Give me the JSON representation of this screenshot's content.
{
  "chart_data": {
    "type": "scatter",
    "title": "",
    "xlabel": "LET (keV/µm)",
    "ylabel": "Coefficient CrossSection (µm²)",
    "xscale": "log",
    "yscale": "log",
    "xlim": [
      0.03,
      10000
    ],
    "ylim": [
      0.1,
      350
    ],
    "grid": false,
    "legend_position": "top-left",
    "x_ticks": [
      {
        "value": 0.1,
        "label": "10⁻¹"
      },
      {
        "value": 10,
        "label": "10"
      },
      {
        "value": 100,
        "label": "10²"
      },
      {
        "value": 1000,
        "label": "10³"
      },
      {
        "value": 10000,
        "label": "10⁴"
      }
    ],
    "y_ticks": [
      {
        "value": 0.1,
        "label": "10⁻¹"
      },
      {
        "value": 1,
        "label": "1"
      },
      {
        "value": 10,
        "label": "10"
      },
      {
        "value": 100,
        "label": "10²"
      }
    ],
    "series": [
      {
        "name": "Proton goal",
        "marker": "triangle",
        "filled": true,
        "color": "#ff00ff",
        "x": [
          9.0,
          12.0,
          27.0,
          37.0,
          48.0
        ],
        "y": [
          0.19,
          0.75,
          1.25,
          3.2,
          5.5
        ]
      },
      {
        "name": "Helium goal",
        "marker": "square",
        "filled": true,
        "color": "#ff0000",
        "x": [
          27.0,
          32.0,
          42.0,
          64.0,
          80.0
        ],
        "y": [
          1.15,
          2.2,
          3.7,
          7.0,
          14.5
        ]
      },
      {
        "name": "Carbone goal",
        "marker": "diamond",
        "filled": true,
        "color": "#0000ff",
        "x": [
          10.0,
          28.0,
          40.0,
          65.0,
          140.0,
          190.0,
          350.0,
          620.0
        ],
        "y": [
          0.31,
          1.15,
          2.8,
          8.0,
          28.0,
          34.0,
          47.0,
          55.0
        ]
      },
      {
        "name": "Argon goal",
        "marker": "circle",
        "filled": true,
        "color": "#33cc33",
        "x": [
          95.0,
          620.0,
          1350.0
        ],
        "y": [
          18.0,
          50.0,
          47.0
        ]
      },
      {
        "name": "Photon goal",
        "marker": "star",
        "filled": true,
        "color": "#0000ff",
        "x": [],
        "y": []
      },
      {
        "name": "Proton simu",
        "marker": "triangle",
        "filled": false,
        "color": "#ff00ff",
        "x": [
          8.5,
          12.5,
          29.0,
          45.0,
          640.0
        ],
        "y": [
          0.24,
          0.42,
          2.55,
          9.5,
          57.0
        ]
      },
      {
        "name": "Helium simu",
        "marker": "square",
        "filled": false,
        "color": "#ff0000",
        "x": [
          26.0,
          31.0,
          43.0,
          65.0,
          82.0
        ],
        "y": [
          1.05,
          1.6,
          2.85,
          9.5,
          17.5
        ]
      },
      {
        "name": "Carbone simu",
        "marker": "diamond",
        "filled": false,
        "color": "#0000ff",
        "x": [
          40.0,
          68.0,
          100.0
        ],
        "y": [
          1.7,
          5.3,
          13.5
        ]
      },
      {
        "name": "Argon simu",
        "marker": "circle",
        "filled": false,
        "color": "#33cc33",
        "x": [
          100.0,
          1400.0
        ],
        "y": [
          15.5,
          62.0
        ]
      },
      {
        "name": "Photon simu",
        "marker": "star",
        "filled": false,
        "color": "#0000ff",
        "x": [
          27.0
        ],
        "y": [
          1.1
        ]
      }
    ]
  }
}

# PROBLEM TO SOLVE
Please give back all of the records exactly as written.

# WRITTEN ANSWER
Give me the JSON representation of this screenshot's content.
{
  "chart_data": {
    "type": "scatter",
    "title": "",
    "xlabel": "LET (keV/µm)",
    "ylabel": "Coefficient CrossSection (µm²)",
    "xscale": "log",
    "yscale": "log",
    "xlim": [
      0.03,
      10000
    ],
    "ylim": [
      0.1,
      350
    ],
    "grid": false,
    "legend_position": "top-left",
    "x_ticks": [
      {
        "value": 0.1,
        "label": "10⁻¹"
      },
      {
        "value": 10,
        "label": "10"
      },
      {
        "value": 100,
        "label": "10²"
      },
      {
        "value": 1000,
        "label": "10³"
      },
      {
        "value": 10000,
        "label": "10⁴"
      }
    ],
    "y_ticks": [
      {
        "value": 0.1,
        "label": "10⁻¹"
      },
      {
        "value": 1,
        "label": "1"
      },
      {
        "value": 10,
        "label": "10"
      },
      {
        "value": 100,
        "label": "10²"
      }
    ],
    "series": [
      {
        "name": "Proton goal",
        "marker": "triangle",
        "filled": true,
        "color": "#ff00ff",
        "x": [
          9.0,
          12.0,
          27.0,
          37.0,
          48.0
        ],
        "y": [
          0.19,
          0.75,
          1.25,
          3.2,
          5.5
        ]
      },
      {
        "name": "Helium goal",
        "marker": "square",
        "filled": true,
        "color": "#ff0000",
        "x": [
          27.0,
          32.0,
          42.0,
          64.0,
          80.0
        ],
        "y": [
          1.15,
          2.2,
          3.7,
          7.0,
          14.5
        ]
      },
      {
        "name": "Carbone goal",
        "marker": "diamond",
        "filled": true,
        "color": "#0000ff",
        "x": [
          10.0,
          28.0,
          40.0,
          65.0,
          140.0,
          190.0,
          350.0,
          620.0
        ],
        "y": [
          0.31,
          1.15,
          2.8,
          8.0,
          28.0,
          34.0,
          47.0,
          55.0
        ]
      },
      {
        "name": "Argon goal",
        "marker": "circle",
        "filled": true,
        "color": "#33cc33",
        "x": [
          95.0,
          620.0,
          1350.0
        ],
        "y": [
          18.0,
          50.0,
          47.0
        ]
      },
      {
        "name": "Photon goal",
        "marker": "star",
        "filled": true,
        "color": "#0000ff",
        "x": [],
        "y": []
      },
      {
        "name": "Proton simu",
        "marker": "triangle",
        "filled": false,
        "color": "#ff00ff",
        "x": [
          8.5,
          12.5,
          29.0,
          45.0,
          640.0
        ],
        "y": [
          0.24,
          0.42,
          2.55,
          9.5,
          57.0
        ]
      },
      {
        "name": "Helium simu",
        "marker": "square",
        "filled": false,
        "color": "#ff0000",
        "x": [
          26.0,
          31.0,
          43.0,
          65.0,
          82.0
        ],
        "y": [
          1.05,
          1.6,
          2.85,
          9.5,
          17.5
        ]
      },
      {
        "name": "Carbone simu",
        "marker": "diamond",
        "filled": false,
        "color": "#0000ff",
        "x": [
          40.0,
          68.0,
          100.0
        ],
        "y": [
          1.7,
          5.3,
          13.5
        ]
      },
      {
        "name": "Argon simu",
        "marker": "circle",
        "filled": false,
        "color": "#33cc33",
        "x": [
          100.0,
          1400.0
        ],
        "y": [
          15.5,
          62.0
        ]
      },
      {
        "name": "Photon simu",
        "marker": "star",
        "filled": false,
        "color": "#0000ff",
        "x": [
          27.0
        ],
        "y": [
          1.1
        ]
      }
    ]
  }
}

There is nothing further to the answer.